§ **Given task**
Identify every line containing the word "will" and reproduce each one.

§ **Records for processing**
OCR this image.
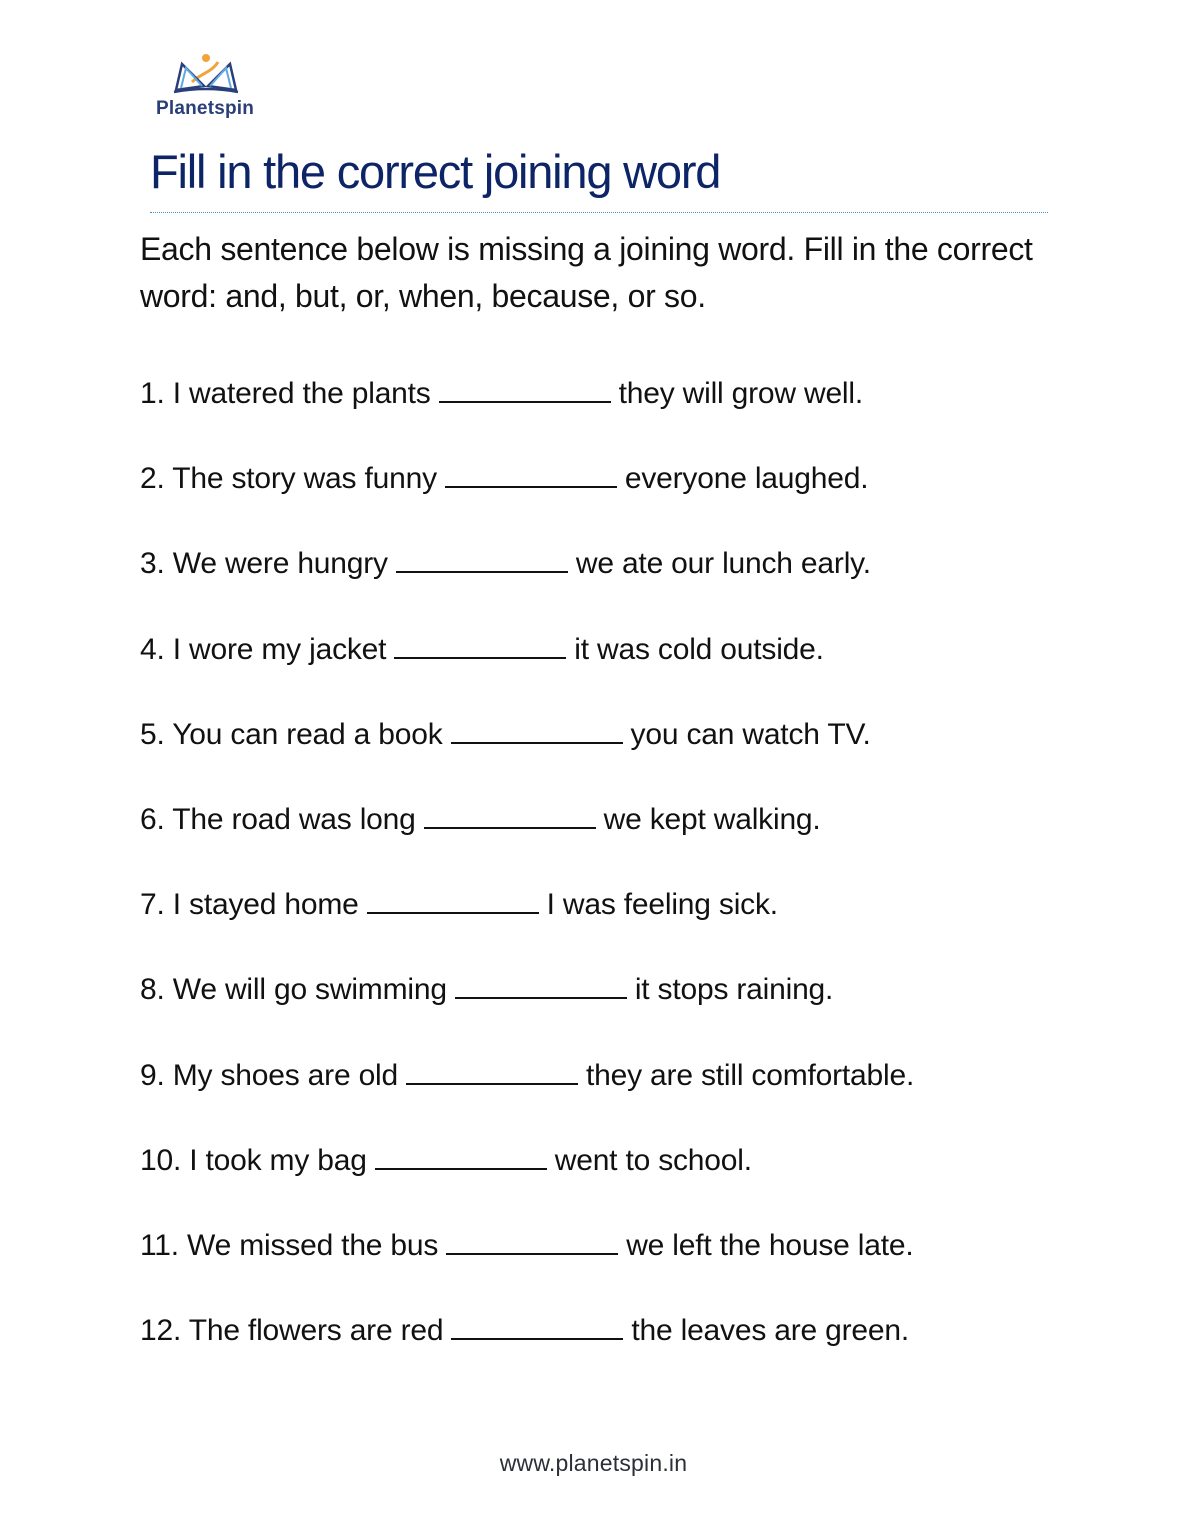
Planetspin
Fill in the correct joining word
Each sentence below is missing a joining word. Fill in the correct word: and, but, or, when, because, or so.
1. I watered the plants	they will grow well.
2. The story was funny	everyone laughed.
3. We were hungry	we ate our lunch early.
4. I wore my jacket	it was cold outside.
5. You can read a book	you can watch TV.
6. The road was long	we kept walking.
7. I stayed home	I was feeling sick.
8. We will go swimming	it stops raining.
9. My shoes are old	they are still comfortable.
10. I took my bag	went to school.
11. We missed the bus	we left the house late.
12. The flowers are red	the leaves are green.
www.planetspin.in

==

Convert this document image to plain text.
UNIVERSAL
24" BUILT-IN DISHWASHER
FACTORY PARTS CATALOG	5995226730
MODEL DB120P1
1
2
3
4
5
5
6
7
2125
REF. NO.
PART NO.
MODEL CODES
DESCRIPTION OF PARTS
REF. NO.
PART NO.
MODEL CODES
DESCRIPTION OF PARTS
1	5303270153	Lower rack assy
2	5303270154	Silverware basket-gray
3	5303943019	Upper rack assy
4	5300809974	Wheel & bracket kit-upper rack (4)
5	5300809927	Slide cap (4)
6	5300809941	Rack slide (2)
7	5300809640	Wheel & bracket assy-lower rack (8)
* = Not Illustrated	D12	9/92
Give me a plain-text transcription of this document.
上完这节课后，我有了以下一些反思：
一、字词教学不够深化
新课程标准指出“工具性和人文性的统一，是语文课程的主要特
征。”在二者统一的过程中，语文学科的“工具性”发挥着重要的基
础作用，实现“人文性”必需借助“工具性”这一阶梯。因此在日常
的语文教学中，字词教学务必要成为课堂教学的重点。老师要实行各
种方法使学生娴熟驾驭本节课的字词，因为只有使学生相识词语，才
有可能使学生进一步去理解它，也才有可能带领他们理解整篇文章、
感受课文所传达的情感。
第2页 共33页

§ **Output**
1. I watered the plants	they will grow well.
8. We will go swimming	it stops raining.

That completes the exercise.